- Goal of the exercise -
All entries are to be given again verbatim.

── Extracted material

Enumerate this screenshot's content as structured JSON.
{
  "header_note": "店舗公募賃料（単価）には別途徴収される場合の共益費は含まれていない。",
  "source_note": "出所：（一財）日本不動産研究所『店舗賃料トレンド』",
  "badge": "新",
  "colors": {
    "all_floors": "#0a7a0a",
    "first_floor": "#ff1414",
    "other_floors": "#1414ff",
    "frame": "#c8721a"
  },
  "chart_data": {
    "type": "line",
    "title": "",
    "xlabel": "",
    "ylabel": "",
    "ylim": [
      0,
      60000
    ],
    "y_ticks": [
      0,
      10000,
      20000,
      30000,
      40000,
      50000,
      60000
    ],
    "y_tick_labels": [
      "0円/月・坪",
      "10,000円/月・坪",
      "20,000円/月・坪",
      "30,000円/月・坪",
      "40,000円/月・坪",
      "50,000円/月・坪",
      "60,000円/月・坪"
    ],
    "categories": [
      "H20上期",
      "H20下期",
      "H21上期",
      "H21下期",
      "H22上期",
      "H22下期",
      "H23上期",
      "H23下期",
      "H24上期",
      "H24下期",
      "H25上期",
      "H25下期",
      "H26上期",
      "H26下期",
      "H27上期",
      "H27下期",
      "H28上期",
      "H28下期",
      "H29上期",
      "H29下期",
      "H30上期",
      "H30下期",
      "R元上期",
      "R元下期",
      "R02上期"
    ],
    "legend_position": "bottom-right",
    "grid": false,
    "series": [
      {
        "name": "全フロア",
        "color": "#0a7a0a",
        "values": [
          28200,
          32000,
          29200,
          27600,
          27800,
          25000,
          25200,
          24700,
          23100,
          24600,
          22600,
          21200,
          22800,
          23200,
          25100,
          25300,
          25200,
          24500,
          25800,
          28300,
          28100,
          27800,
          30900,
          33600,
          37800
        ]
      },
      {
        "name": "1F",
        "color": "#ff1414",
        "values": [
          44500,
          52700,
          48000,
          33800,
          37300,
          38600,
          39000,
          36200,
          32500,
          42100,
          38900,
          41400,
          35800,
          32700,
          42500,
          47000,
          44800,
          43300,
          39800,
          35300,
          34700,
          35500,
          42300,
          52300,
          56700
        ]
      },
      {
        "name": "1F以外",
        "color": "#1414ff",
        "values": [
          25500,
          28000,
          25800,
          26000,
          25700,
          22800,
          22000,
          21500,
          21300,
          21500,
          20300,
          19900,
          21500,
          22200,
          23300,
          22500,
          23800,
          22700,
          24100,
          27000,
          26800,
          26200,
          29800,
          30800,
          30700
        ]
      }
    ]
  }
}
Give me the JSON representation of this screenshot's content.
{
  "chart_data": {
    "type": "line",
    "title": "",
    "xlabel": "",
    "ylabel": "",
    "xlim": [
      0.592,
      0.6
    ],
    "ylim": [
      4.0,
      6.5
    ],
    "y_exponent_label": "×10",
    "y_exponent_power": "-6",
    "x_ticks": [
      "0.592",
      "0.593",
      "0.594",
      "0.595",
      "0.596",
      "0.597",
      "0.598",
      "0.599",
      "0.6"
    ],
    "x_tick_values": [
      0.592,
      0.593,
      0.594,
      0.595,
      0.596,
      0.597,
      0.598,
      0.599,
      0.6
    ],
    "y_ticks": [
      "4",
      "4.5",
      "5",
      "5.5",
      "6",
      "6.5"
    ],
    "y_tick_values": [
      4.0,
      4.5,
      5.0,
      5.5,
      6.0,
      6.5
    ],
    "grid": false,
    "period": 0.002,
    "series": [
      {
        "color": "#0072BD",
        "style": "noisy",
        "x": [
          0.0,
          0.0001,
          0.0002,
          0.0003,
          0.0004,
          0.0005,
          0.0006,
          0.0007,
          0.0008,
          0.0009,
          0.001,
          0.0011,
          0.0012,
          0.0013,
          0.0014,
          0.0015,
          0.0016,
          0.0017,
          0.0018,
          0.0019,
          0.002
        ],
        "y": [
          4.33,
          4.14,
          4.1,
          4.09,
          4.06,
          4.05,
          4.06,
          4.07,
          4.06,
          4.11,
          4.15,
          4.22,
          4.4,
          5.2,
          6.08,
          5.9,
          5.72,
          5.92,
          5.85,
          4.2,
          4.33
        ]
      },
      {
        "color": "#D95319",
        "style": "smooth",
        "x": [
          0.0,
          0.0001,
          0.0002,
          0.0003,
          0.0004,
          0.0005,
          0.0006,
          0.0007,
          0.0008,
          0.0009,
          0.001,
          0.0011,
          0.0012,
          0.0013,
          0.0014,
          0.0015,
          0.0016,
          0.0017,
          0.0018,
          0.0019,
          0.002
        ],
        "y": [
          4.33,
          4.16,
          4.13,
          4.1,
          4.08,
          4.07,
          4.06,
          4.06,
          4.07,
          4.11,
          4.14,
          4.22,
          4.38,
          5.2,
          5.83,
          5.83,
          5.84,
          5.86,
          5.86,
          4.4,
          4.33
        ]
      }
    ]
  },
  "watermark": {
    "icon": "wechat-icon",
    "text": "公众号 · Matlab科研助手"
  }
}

────

- The answer -
Enumerate this screenshot's content as structured JSON.
{
  "header_note": "店舗公募賃料（単価）には別途徴収される場合の共益費は含まれていない。",
  "source_note": "出所：（一財）日本不動産研究所『店舗賃料トレンド』",
  "badge": "新",
  "colors": {
    "all_floors": "#0a7a0a",
    "first_floor": "#ff1414",
    "other_floors": "#1414ff",
    "frame": "#c8721a"
  },
  "chart_data": {
    "type": "line",
    "title": "",
    "xlabel": "",
    "ylabel": "",
    "ylim": [
      0,
      60000
    ],
    "y_ticks": [
      0,
      10000,
      20000,
      30000,
      40000,
      50000,
      60000
    ],
    "y_tick_labels": [
      "0円/月・坪",
      "10,000円/月・坪",
      "20,000円/月・坪",
      "30,000円/月・坪",
      "40,000円/月・坪",
      "50,000円/月・坪",
      "60,000円/月・坪"
    ],
    "categories": [
      "H20上期",
      "H20下期",
      "H21上期",
      "H21下期",
      "H22上期",
      "H22下期",
      "H23上期",
      "H23下期",
      "H24上期",
      "H24下期",
      "H25上期",
      "H25下期",
      "H26上期",
      "H26下期",
      "H27上期",
      "H27下期",
      "H28上期",
      "H28下期",
      "H29上期",
      "H29下期",
      "H30上期",
      "H30下期",
      "R元上期",
      "R元下期",
      "R02上期"
    ],
    "legend_position": "bottom-right",
    "grid": false,
    "series": [
      {
        "name": "全フロア",
        "color": "#0a7a0a",
        "values": [
          28200,
          32000,
          29200,
          27600,
          27800,
          25000,
          25200,
          24700,
          23100,
          24600,
          22600,
          21200,
          22800,
          23200,
          25100,
          25300,
          25200,
          24500,
          25800,
          28300,
          28100,
          27800,
          30900,
          33600,
          37800
        ]
      },
      {
        "name": "1F",
        "color": "#ff1414",
        "values": [
          44500,
          52700,
          48000,
          33800,
          37300,
          38600,
          39000,
          36200,
          32500,
          42100,
          38900,
          41400,
          35800,
          32700,
          42500,
          47000,
          44800,
          43300,
          39800,
          35300,
          34700,
          35500,
          42300,
          52300,
          56700
        ]
      },
      {
        "name": "1F以外",
        "color": "#1414ff",
        "values": [
          25500,
          28000,
          25800,
          26000,
          25700,
          22800,
          22000,
          21500,
          21300,
          21500,
          20300,
          19900,
          21500,
          22200,
          23300,
          22500,
          23800,
          22700,
          24100,
          27000,
          26800,
          26200,
          29800,
          30800,
          30700
        ]
      }
    ]
  }
}
Give me the JSON representation of this screenshot's content.
{
  "chart_data": {
    "type": "line",
    "title": "",
    "xlabel": "",
    "ylabel": "",
    "xlim": [
      0.592,
      0.6
    ],
    "ylim": [
      4.0,
      6.5
    ],
    "y_exponent_label": "×10",
    "y_exponent_power": "-6",
    "x_ticks": [
      "0.592",
      "0.593",
      "0.594",
      "0.595",
      "0.596",
      "0.597",
      "0.598",
      "0.599",
      "0.6"
    ],
    "x_tick_values": [
      0.592,
      0.593,
      0.594,
      0.595,
      0.596,
      0.597,
      0.598,
      0.599,
      0.6
    ],
    "y_ticks": [
      "4",
      "4.5",
      "5",
      "5.5",
      "6",
      "6.5"
    ],
    "y_tick_values": [
      4.0,
      4.5,
      5.0,
      5.5,
      6.0,
      6.5
    ],
    "grid": false,
    "period": 0.002,
    "series": [
      {
        "color": "#0072BD",
        "style": "noisy",
        "x": [
          0.0,
          0.0001,
          0.0002,
          0.0003,
          0.0004,
          0.0005,
          0.0006,
          0.0007,
          0.0008,
          0.0009,
          0.001,
          0.0011,
          0.0012,
          0.0013,
          0.0014,
          0.0015,
          0.0016,
          0.0017,
          0.0018,
          0.0019,
          0.002
        ],
        "y": [
          4.33,
          4.14,
          4.1,
          4.09,
          4.06,
          4.05,
          4.06,
          4.07,
          4.06,
          4.11,
          4.15,
          4.22,
          4.4,
          5.2,
          6.08,
          5.9,
          5.72,
          5.92,
          5.85,
          4.2,
          4.33
        ]
      },
      {
        "color": "#D95319",
        "style": "smooth",
        "x": [
          0.0,
          0.0001,
          0.0002,
          0.0003,
          0.0004,
          0.0005,
          0.0006,
          0.0007,
          0.0008,
          0.0009,
          0.001,
          0.0011,
          0.0012,
          0.0013,
          0.0014,
          0.0015,
          0.0016,
          0.0017,
          0.0018,
          0.0019,
          0.002
        ],
        "y": [
          4.33,
          4.16,
          4.13,
          4.1,
          4.08,
          4.07,
          4.06,
          4.06,
          4.07,
          4.11,
          4.14,
          4.22,
          4.38,
          5.2,
          5.83,
          5.83,
          5.84,
          5.86,
          5.86,
          4.4,
          4.33
        ]
      }
    ]
  },
  "watermark": {
    "icon": "wechat-icon",
    "text": "公众号 · Matlab科研助手"
  }
}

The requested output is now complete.